* ТЕКСТ:
--------------------------------

И потому-то творения гениев при всей их кристальной ясности подчас заставляют нас тревожно вглядываться в их глубину и определять эту ясность как ясность глубины, но… и только; дно этой глубины ускользает.

Вот что встречает нас при пристальном изучении художественных красот слова. То же едва ли не в большей степени встречает нас, когда изучаем мы и жизнь творцов слова.

Неудивительно, если у нас составилась схема развития гения, а вместе с тем мы не знаем, что есть гений; и вот на основании историко-литературных данных мы заключаем не без оснований, что художественный гений часто начинается с необычайно бурного взрыва жизненных сил, с какого-то воистину вулканического безумия; это безумие оказывается запечатленным и в жизненных бурях, и в переживаемых творцом, и в туманностях формы, и в неопределенной мистической дымке, заволакивающей от нас идею творимого; для этой полосы творчества у нас даже имеется термин; это так называемый «Sturm und Drang period», период бурных стремлений, захватывающий у иных так называемых романтиков все творчество, сжигающий иногда самую жизнь творцов (безудержность Бетховена, безумие Шумана, Ницше); романтический период часто являет нам в художнике гения и гуляку праздного; иногда скандалиста, иногда героя; таким гулякой был Верлен… до смерти; и О. Уайльд был таким скандалистом до тюрьмы; в смерти оказался героем – Байрон; в этот же роковой период падает жертвой дуэли юноша Лермонтов; а Рихард Вагнер за дирижерским пультом слышит приближающуюся демонстрацию, бросает палочку и бежит на улицу говорить речь[2].

--------------------------------

* ЗАДАНИЯ:
a: Перепишите из текста о художественном гении отрывок начиная с «И потому-то творения» и заканчивая «этой глубины ускользает.».
b: Какой термин, согласно тексту о художественном гении, обозначает полосу творчества, начинающуюся с бурного взрыва жизненных сил?

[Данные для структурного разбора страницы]
--------------------------------

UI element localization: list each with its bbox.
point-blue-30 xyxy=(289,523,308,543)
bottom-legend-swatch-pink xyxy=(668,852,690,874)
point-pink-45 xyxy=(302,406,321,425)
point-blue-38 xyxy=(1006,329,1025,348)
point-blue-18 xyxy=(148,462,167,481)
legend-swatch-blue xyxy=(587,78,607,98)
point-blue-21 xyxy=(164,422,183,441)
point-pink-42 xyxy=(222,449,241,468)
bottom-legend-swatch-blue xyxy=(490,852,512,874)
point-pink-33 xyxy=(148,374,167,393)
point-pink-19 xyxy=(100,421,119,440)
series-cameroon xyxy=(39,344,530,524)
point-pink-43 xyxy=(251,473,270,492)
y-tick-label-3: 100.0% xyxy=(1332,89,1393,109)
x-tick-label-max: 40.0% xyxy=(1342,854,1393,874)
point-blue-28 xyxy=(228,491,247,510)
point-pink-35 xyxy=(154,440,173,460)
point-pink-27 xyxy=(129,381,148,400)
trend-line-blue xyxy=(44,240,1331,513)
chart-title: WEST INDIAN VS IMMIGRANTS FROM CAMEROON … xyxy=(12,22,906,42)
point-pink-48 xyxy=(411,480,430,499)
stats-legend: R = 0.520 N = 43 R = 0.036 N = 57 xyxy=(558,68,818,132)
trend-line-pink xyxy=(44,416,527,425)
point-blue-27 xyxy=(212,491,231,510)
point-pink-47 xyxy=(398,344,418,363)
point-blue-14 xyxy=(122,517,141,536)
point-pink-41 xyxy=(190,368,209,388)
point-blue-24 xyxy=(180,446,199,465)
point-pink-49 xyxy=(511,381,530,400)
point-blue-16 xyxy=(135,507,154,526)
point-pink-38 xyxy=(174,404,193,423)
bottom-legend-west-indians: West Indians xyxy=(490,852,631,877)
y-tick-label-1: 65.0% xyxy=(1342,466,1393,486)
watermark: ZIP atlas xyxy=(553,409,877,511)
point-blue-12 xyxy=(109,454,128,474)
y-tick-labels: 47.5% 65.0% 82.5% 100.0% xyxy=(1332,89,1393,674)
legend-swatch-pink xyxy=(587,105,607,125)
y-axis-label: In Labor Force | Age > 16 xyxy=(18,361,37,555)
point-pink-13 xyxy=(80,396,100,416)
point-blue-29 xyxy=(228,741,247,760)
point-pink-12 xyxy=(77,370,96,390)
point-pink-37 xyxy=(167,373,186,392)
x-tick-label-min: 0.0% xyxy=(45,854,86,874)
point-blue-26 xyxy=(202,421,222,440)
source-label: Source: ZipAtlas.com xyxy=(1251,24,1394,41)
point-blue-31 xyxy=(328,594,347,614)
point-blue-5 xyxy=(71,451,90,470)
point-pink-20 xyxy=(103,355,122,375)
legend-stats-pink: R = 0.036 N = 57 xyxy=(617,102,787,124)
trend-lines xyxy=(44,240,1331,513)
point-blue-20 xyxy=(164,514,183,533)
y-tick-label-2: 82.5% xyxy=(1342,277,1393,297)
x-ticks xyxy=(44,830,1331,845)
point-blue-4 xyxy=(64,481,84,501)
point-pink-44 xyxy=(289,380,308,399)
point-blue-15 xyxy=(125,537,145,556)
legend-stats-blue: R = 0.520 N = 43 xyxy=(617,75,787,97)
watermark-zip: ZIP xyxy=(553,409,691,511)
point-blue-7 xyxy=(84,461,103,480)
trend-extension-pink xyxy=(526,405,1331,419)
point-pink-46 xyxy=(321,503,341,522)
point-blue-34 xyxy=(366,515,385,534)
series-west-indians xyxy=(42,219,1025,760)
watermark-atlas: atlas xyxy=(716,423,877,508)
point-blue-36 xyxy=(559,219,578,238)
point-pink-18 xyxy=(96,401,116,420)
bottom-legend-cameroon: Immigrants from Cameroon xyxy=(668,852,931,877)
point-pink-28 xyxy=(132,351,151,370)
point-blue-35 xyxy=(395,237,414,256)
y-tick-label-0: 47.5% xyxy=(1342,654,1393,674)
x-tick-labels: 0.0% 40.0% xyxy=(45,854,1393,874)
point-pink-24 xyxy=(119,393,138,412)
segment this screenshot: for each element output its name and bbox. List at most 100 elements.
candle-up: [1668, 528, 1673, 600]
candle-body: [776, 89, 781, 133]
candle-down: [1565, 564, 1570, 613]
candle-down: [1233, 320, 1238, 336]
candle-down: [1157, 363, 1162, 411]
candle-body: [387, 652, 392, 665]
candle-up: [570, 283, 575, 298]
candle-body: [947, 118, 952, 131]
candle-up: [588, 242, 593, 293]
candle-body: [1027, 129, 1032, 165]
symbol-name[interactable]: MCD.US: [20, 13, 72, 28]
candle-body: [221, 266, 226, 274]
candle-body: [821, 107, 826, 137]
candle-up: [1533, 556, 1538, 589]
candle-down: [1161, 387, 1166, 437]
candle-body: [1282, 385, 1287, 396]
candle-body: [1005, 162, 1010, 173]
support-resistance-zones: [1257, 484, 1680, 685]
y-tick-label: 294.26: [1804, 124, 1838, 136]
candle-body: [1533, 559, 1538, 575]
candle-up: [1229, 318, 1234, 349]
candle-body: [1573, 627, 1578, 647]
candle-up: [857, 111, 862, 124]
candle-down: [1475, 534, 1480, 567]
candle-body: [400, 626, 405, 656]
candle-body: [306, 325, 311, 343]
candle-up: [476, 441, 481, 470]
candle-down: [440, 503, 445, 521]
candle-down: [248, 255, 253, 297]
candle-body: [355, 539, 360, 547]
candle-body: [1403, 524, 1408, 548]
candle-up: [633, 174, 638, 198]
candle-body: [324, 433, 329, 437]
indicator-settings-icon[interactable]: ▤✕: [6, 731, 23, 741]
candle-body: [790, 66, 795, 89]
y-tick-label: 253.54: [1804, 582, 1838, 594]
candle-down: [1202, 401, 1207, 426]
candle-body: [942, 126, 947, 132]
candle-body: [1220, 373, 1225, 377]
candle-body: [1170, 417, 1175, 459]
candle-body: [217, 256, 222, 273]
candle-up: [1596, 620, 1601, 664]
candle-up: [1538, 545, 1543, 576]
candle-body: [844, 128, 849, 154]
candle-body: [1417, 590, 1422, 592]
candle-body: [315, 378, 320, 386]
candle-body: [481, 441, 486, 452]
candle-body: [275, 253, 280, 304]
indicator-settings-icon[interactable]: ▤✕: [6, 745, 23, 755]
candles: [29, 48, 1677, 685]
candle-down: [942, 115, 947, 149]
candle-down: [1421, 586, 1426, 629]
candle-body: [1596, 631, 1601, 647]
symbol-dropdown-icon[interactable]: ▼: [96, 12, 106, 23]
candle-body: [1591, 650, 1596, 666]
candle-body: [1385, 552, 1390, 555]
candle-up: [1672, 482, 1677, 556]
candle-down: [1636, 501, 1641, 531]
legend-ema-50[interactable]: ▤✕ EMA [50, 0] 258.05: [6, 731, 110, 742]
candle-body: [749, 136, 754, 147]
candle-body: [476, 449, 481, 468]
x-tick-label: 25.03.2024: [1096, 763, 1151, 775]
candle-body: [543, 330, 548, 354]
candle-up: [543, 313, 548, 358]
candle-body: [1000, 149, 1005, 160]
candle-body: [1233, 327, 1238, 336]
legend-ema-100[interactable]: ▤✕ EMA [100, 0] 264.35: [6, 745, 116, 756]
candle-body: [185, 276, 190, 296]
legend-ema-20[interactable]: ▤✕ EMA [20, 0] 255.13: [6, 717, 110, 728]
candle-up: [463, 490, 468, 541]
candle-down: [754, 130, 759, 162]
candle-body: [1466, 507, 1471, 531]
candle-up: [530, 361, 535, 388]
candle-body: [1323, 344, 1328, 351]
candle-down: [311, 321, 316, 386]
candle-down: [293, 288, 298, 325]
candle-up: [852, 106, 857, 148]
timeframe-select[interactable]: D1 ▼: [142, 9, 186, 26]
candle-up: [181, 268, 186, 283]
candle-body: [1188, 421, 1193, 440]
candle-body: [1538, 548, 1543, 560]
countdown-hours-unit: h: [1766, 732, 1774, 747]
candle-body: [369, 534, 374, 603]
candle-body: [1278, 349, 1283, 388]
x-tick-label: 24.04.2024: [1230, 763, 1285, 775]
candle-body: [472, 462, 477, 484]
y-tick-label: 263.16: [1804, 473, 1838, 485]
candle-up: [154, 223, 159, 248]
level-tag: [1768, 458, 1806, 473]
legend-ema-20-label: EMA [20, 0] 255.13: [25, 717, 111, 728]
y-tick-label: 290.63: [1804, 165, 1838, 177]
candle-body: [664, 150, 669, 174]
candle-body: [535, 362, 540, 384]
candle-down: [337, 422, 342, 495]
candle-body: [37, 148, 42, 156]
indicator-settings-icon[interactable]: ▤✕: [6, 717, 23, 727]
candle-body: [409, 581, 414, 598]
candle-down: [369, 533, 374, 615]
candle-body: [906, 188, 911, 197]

--------------------------------

* ОТВЕТЫ:
a:
И потому-то творения гениев при всей их кристальной ясности подчас заставляют нас тревожно вглядываться в их глубину и определять эту ясность как ясность глубины, но… и только; дно этой глубины ускользает.

b: «Sturm und Drang period», период бурных стремлений.